**Exercise objective**
From the data that follows, report how many lines hold the string "this", giving only the number.

**Supplied records**
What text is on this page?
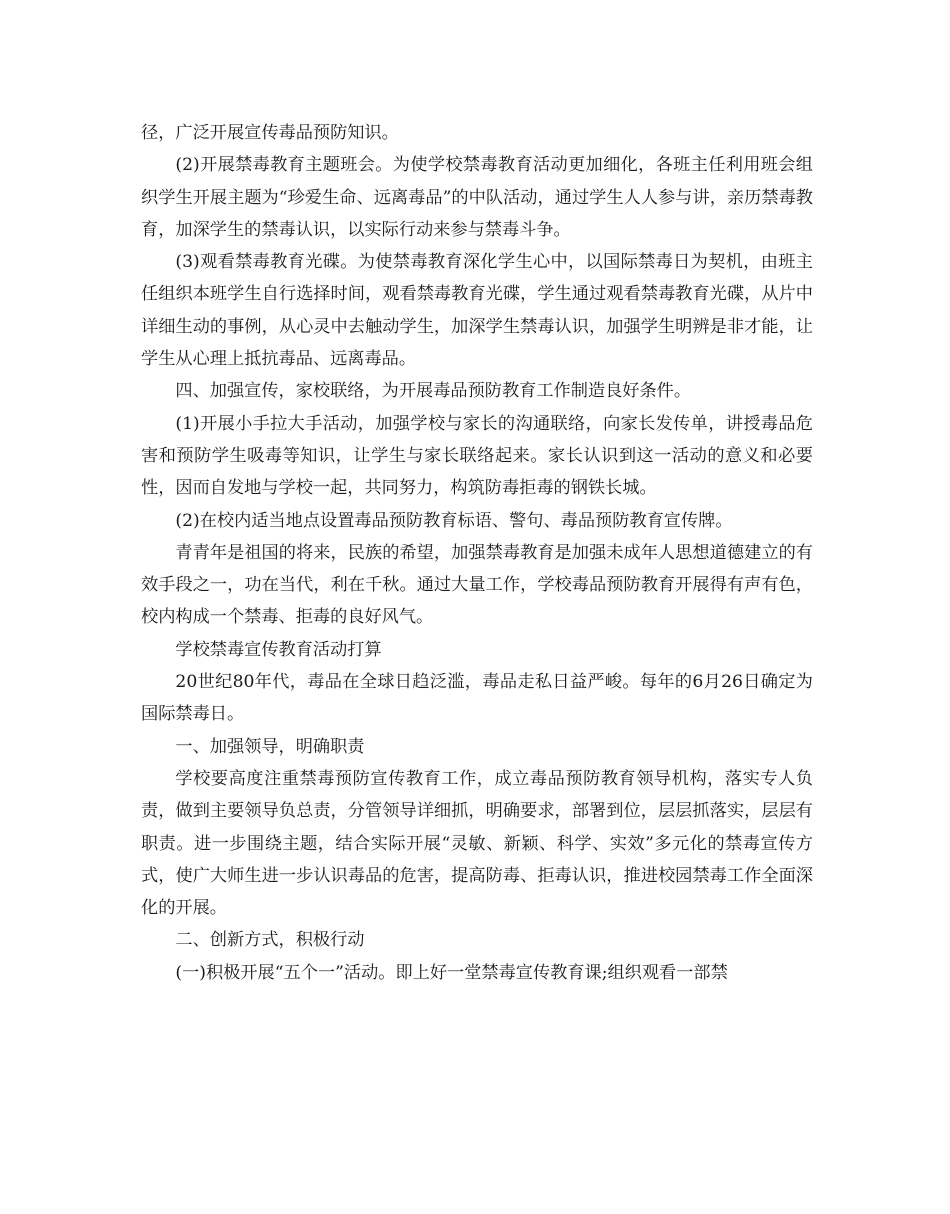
径，广泛开展宣传毒品预防知识。

(2)开展禁毒教育主题班会。为使学校禁毒教育活动更加细化，各班主任利用班会组织学生开展主题为“珍爱生命、远离毒品”的中队活动，通过学生人人参与讲，亲历禁毒教育，加深学生的禁毒认识，以实际行动来参与禁毒斗争。

(3)观看禁毒教育光碟。为使禁毒教育深化学生心中，以国际禁毒日为契机，由班主任组织本班学生自行选择时间，观看禁毒教育光碟，学生通过观看禁毒教育光碟，从片中详细生动的事例，从心灵中去触动学生，加深学生禁毒认识，加强学生明辨是非才能，让学生从心理上抵抗毒品、远离毒品。

四、加强宣传，家校联络，为开展毒品预防教育工作制造良好条件。

(1)开展小手拉大手活动，加强学校与家长的沟通联络，向家长发传单，讲授毒品危害和预防学生吸毒等知识，让学生与家长联络起来。家长认识到这一活动的意义和必要性，因而自发地与学校一起，共同努力，构筑防毒拒毒的钢铁长城。

(2)在校内适当地点设置毒品预防教育标语、警句、毒品预防教育宣传牌。

青青年是祖国的将来，民族的希望，加强禁毒教育是加强未成年人思想道德建立的有效手段之一，功在当代，利在千秋。通过大量工作，学校毒品预防教育开展得有声有色，校内构成一个禁毒、拒毒的良好风气。

学校禁毒宣传教育活动打算

20世纪80年代，毒品在全球日趋泛滥，毒品走私日益严峻。每年的6月26日确定为国际禁毒日。

一、加强领导，明确职责

学校要高度注重禁毒预防宣传教育工作，成立毒品预防教育领导机构，落实专人负责，做到主要领导负总责，分管领导详细抓，明确要求，部署到位，层层抓落实，层层有职责。进一步围绕主题，结合实际开展“灵敏、新颖、科学、实效”多元化的禁毒宣传方式，使广大师生进一步认识毒品的危害，提高防毒、拒毒认识，推进校园禁毒工作全面深化的开展。

二、创新方式，积极行动

(一)积极开展“五个一”活动。即上好一堂禁毒宣传教育课;组织观看一部禁
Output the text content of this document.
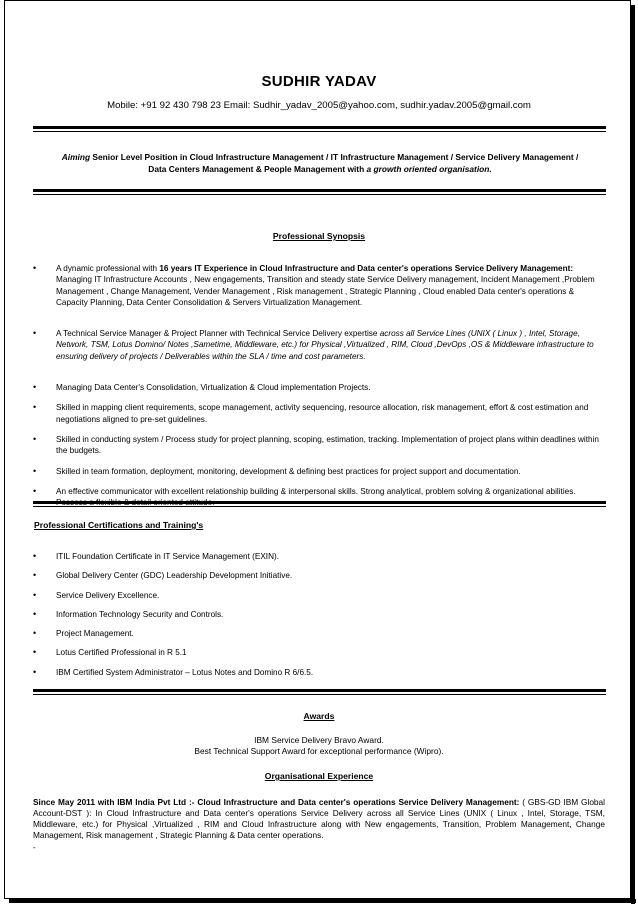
SUDHIR YADAV
Mobile: +91 92 430 798 23 Email: Sudhir_yadav_2005@yahoo.com, sudhir.yadav.2005@gmail.com
Aiming Senior Level Position in Cloud Infrastructure Management / IT Infrastructure Management / Service Delivery Management / Data Centers Management & People Management with a growth oriented organisation.
Professional Synopsis
• A dynamic professional with 16 years IT Experience in Cloud Infrastructure and Data center's operations Service Delivery Management: Managing IT Infrastructure Accounts , New engagements, Transition and steady state Service Delivery management, Incident Management ,Problem Management , Change Management, Vender Management , Risk management , Strategic Planning , Cloud enabled Data center's operations & Capacity Planning, Data Center Consolidation & Servers Virtualization Management.
• A Technical Service Manager & Project Planner with Technical Service Delivery expertise across all Service Lines (UNIX ( Linux ) , Intel, Storage, Network, TSM, Lotus Domino/ Notes ,Sametime, Middleware, etc.) for Physical ,Virtualized , RIM, Cloud ,DevOps ,OS & Middleware infrastructure to ensuring delivery of projects / Deliverables within the SLA / time and cost parameters.
• Managing Data Center's Consolidation, Virtualization & Cloud implementation Projects.
• Skilled in mapping client requirements, scope management, activity sequencing, resource allocation, risk management, effort & cost estimation and negotiations aligned to pre-set guidelines.
• Skilled in conducting system / Process study for project planning, scoping, estimation, tracking. Implementation of project plans within deadlines within the budgets.
• Skilled in team formation, deployment, monitoring, development & defining best practices for project support and documentation.
• An effective communicator with excellent relationship building & interpersonal skills. Strong analytical, problem solving & organizational abilities.
Professional Certifications and Training's
• ITIL Foundation Certificate in IT Service Management (EXIN).
• Global Delivery Center (GDC) Leadership Development Initiative.
• Service Delivery Excellence.
• Information Technology Security and Controls.
• Project Management.
• Lotus Certified Professional in R 5.1
• IBM Certified System Administrator – Lotus Notes and Domino R 6/6.5.
Awards
IBM Service Delivery Bravo Award.
Best Technical Support Award for exceptional performance (Wipro).
Organisational Experience
Since May 2011 with IBM India Pvt Ltd :- Cloud Infrastructure and Data center's operations Service Delivery Management: ( GBS-GD IBM Global Account-DST ): In Cloud Infrastructure and Data center's operations Service Delivery across all Service Lines (UNIX ( Linux , Intel, Storage, TSM, Middleware, etc.) for Physical ,Virtualized , RIM and Cloud Infrastructure along with New engagements, Transition, Problem Management, Change Management, Risk management , Strategic Planning & Data center operations.
-
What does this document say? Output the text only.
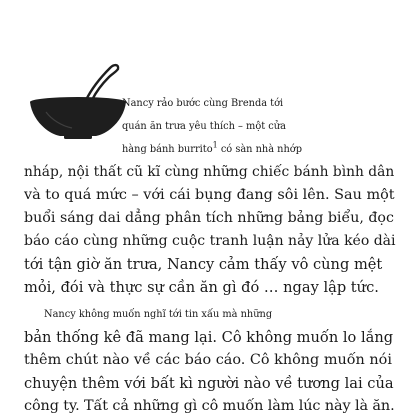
Nancy rảo bước cùng Brenda tới
quán ăn trưa yêu thích – một cửa
hàng bánh burrito$^1$ có sàn nhà nhớp
nháp, nội thất cũ kĩ cùng những chiếc bánh bình dân
và to quá mức – với cái bụng đang sôi lên. Sau một
buổi sáng dai dẳng phân tích những bảng biểu, đọc
báo cáo cùng những cuộc tranh luận nảy lửa kéo dài
tới tận giờ ăn trưa, Nancy cảm thấy vô cùng mệt
mỏi, đói và thực sự cần ăn gì đó … ngay lập tức.
Nancy không muốn nghĩ tới tin xấu mà những
bản thống kê đã mang lại. Cô không muốn lo lắng
thêm chút nào về các báo cáo. Cô không muốn nói
chuyện thêm với bất kì người nào về tương lai của
công ty. Tất cả những gì cô muốn làm lúc này là ăn.
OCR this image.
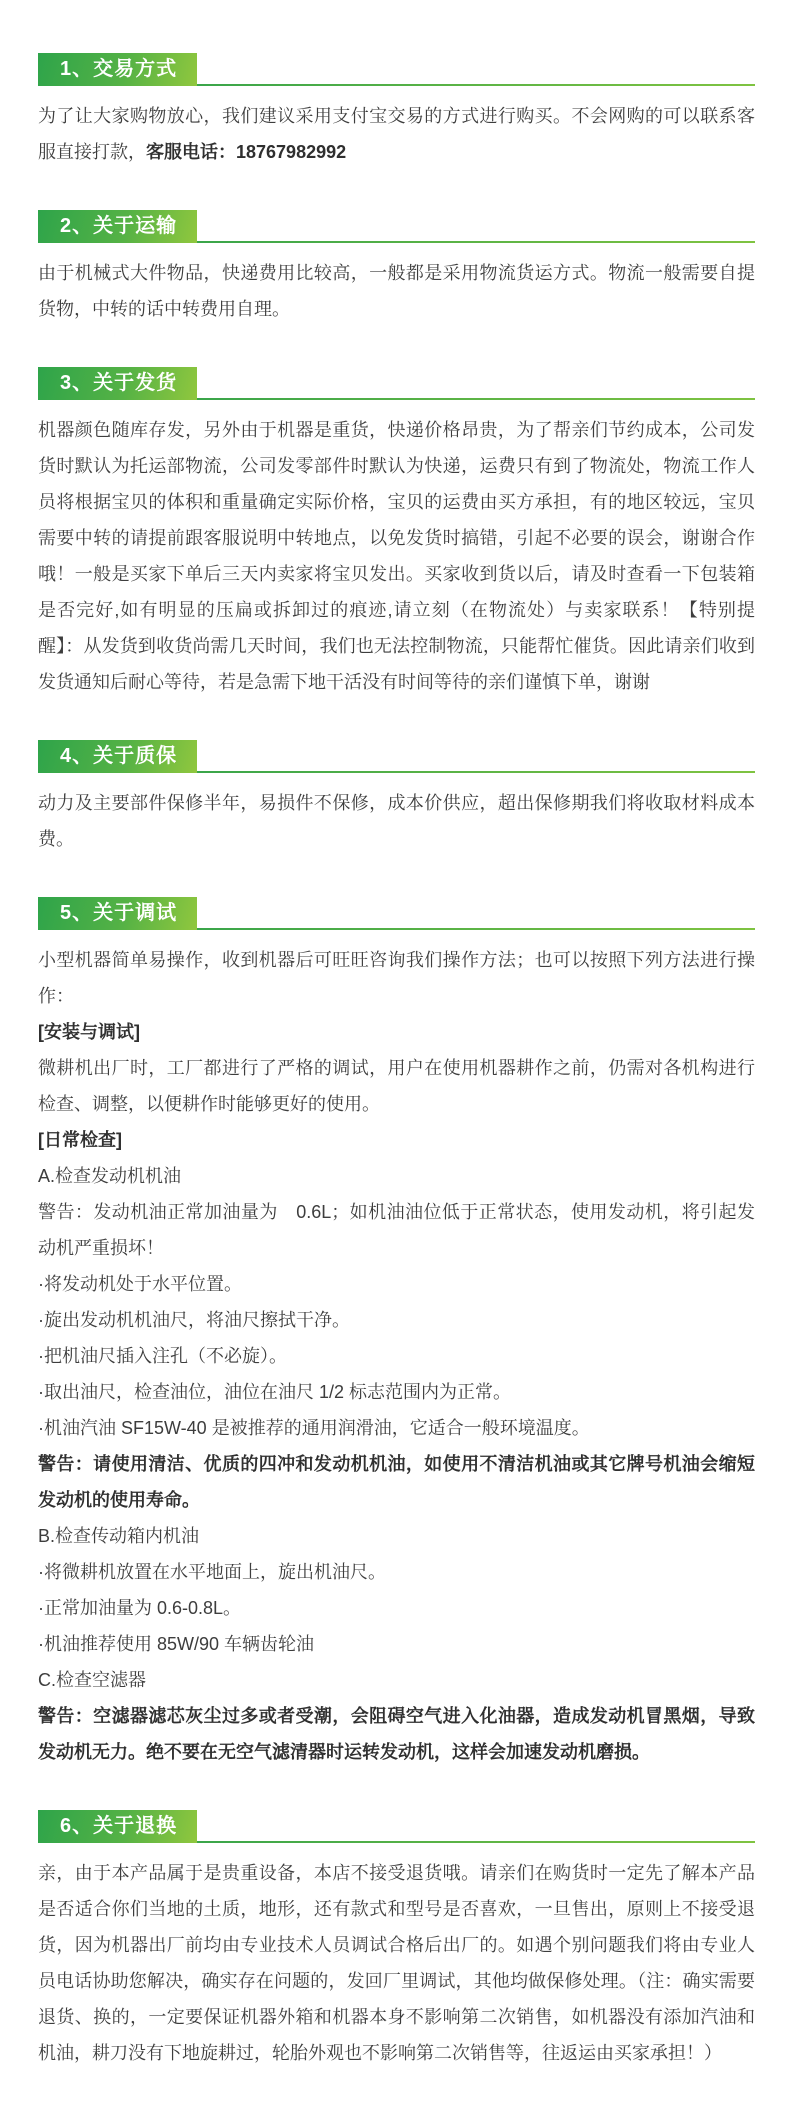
1、交易方式

为了让大家购物放心，我们建议采用支付宝交易的方式进行购买。不会网购的可以联系客服直接打款，客服电话：18767982992

2、关于运输

由于机械式大件物品，快递费用比较高，一般都是采用物流货运方式。物流一般需要自提货物，中转的话中转费用自理。

3、关于发货

机器颜色随库存发，另外由于机器是重货，快递价格昂贵，为了帮亲们节约成本，公司发货时默认为托运部物流，公司发零部件时默认为快递，运费只有到了物流处，物流工作人员将根据宝贝的体积和重量确定实际价格，宝贝的运费由买方承担，有的地区较远，宝贝需要中转的请提前跟客服说明中转地点，以免发货时搞错，引起不必要的误会，谢谢合作哦！一般是买家下单后三天内卖家将宝贝发出。买家收到货以后，请及时查看一下包装箱是否完好,如有明显的压扁或拆卸过的痕迹,请立刻（在物流处）与卖家联系！【特别提醒】：从发货到收货尚需几天时间，我们也无法控制物流，只能帮忙催货。因此请亲们收到发货通知后耐心等待，若是急需下地干活没有时间等待的亲们谨慎下单，谢谢

4、关于质保

动力及主要部件保修半年，易损件不保修，成本价供应，超出保修期我们将收取材料成本费。

5、关于调试

小型机器简单易操作，收到机器后可旺旺咨询我们操作方法；也可以按照下列方法进行操作：

[安装与调试]

微耕机出厂时，工厂都进行了严格的调试，用户在使用机器耕作之前，仍需对各机构进行检查、调整，以便耕作时能够更好的使用。

[日常检查]

A.检查发动机机油

警告：发动机油正常加油量为　0.6L；如机油油位低于正常状态，使用发动机，将引起发动机严重损坏！

·将发动机处于水平位置。

·旋出发动机机油尺，将油尺擦拭干净。

·把机油尺插入注孔（不必旋）。

·取出油尺，检查油位，油位在油尺 1/2 标志范围内为正常。

·机油汽油 SF15W-40 是被推荐的通用润滑油，它适合一般环境温度。

警告：请使用清洁、优质的四冲和发动机机油，如使用不清洁机油或其它牌号机油会缩短发动机的使用寿命。

B.检查传动箱内机油

·将微耕机放置在水平地面上，旋出机油尺。

·正常加油量为 0.6-0.8L。

·机油推荐使用 85W/90 车辆齿轮油

C.检查空滤器

警告：空滤器滤芯灰尘过多或者受潮，会阻碍空气进入化油器，造成发动机冒黑烟，导致发动机无力。绝不要在无空气滤清器时运转发动机，这样会加速发动机磨损。

6、关于退换

亲，由于本产品属于是贵重设备，本店不接受退货哦。请亲们在购货时一定先了解本产品是否适合你们当地的土质，地形，还有款式和型号是否喜欢，一旦售出，原则上不接受退货，因为机器出厂前均由专业技术人员调试合格后出厂的。如遇个别问题我们将由专业人员电话协助您解决，确实存在问题的，发回厂里调试，其他均做保修处理。（注：确实需要退货、换的，一定要保证机器外箱和机器本身不影响第二次销售，如机器没有添加汽油和机油，耕刀没有下地旋耕过，轮胎外观也不影响第二次销售等，往返运由买家承担！）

**Output below**
4